Data for the task:

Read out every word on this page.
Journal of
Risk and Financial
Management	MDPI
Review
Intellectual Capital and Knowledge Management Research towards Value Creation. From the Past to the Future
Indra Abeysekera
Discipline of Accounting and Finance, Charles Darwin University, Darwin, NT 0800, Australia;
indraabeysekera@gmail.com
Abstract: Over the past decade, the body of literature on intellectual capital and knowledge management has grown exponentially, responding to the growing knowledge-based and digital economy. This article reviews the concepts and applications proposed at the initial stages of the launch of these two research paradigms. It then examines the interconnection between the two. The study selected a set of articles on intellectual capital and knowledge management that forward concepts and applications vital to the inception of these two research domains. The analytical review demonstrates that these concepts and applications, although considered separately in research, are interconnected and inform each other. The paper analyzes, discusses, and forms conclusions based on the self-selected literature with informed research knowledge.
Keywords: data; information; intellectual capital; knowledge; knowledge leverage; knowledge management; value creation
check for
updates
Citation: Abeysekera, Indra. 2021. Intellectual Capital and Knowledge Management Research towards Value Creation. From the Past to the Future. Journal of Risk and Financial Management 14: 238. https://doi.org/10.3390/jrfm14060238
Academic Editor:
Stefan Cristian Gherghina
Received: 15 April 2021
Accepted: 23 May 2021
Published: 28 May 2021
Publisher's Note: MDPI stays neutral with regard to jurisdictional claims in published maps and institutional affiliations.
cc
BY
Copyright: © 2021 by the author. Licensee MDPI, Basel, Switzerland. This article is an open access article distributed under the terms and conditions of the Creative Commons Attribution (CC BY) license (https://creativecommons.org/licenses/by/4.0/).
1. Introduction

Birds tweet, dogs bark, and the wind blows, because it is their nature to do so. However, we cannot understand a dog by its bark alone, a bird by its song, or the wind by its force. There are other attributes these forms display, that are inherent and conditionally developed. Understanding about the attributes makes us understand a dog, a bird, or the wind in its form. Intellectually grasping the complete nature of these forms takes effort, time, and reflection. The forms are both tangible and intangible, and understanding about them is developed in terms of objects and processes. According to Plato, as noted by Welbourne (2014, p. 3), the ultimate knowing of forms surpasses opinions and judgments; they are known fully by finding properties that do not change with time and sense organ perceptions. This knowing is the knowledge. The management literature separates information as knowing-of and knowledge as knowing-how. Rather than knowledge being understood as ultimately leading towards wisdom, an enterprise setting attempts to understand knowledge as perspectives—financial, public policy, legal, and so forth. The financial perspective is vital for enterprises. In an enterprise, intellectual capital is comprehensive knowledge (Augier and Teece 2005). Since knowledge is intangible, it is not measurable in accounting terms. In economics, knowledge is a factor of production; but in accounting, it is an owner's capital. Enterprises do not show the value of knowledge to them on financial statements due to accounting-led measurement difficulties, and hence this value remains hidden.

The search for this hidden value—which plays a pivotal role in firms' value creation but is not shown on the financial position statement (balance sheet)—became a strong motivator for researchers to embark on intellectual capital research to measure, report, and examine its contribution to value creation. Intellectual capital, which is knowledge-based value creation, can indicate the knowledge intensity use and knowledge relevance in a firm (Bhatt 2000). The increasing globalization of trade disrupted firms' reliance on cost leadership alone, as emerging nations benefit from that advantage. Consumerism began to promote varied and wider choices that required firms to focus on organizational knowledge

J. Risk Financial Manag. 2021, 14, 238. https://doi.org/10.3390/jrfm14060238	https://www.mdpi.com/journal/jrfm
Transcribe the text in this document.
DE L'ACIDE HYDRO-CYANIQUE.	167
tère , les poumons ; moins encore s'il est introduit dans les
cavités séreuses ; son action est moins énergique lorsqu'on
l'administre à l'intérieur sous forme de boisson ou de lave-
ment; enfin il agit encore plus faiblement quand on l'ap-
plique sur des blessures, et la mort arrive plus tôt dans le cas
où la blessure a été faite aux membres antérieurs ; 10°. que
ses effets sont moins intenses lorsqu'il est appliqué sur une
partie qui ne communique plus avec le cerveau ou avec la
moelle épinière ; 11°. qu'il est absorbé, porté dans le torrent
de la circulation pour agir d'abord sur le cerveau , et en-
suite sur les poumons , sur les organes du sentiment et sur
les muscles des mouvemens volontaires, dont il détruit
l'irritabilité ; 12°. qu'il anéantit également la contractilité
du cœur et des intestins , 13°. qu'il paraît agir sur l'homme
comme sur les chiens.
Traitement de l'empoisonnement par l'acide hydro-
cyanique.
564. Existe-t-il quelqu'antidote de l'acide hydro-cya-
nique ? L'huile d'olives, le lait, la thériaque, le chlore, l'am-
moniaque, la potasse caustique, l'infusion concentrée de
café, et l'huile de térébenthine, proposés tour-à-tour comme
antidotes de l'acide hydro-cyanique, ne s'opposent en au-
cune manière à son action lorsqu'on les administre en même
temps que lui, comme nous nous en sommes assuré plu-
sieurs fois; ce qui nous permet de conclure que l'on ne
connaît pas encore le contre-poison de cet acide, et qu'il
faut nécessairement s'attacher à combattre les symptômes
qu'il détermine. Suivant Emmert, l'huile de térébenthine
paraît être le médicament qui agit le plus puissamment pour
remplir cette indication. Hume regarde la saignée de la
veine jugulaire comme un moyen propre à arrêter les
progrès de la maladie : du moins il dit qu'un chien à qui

What needs to be done:
Starting from the line with "Transcribe the text in this document." and ending with the final line of the data, quote every line exactly, both ends included.

Completed exercise:
Transcribe the text in this document.
DE L'ACIDE HYDRO-CYANIQUE.	167
tère , les poumons ; moins encore s'il est introduit dans les
cavités séreuses ; son action est moins énergique lorsqu'on
l'administre à l'intérieur sous forme de boisson ou de lave-
ment; enfin il agit encore plus faiblement quand on l'ap-
plique sur des blessures, et la mort arrive plus tôt dans le cas
où la blessure a été faite aux membres antérieurs ; 10°. que
ses effets sont moins intenses lorsqu'il est appliqué sur une
partie qui ne communique plus avec le cerveau ou avec la
moelle épinière ; 11°. qu'il est absorbé, porté dans le torrent
de la circulation pour agir d'abord sur le cerveau , et en-
suite sur les poumons , sur les organes du sentiment et sur
les muscles des mouvemens volontaires, dont il détruit
l'irritabilité ; 12°. qu'il anéantit également la contractilité
du cœur et des intestins , 13°. qu'il paraît agir sur l'homme
comme sur les chiens.
Traitement de l'empoisonnement par l'acide hydro-
cyanique.
564. Existe-t-il quelqu'antidote de l'acide hydro-cya-
nique ? L'huile d'olives, le lait, la thériaque, le chlore, l'am-
moniaque, la potasse caustique, l'infusion concentrée de
café, et l'huile de térébenthine, proposés tour-à-tour comme
antidotes de l'acide hydro-cyanique, ne s'opposent en au-
cune manière à son action lorsqu'on les administre en même
temps que lui, comme nous nous en sommes assuré plu-
sieurs fois; ce qui nous permet de conclure que l'on ne
connaît pas encore le contre-poison de cet acide, et qu'il
faut nécessairement s'attacher à combattre les symptômes
qu'il détermine. Suivant Emmert, l'huile de térébenthine
paraît être le médicament qui agit le plus puissamment pour
remplir cette indication. Hume regarde la saignée de la
veine jugulaire comme un moyen propre à arrêter les
progrès de la maladie : du moins il dit qu'un chien à qui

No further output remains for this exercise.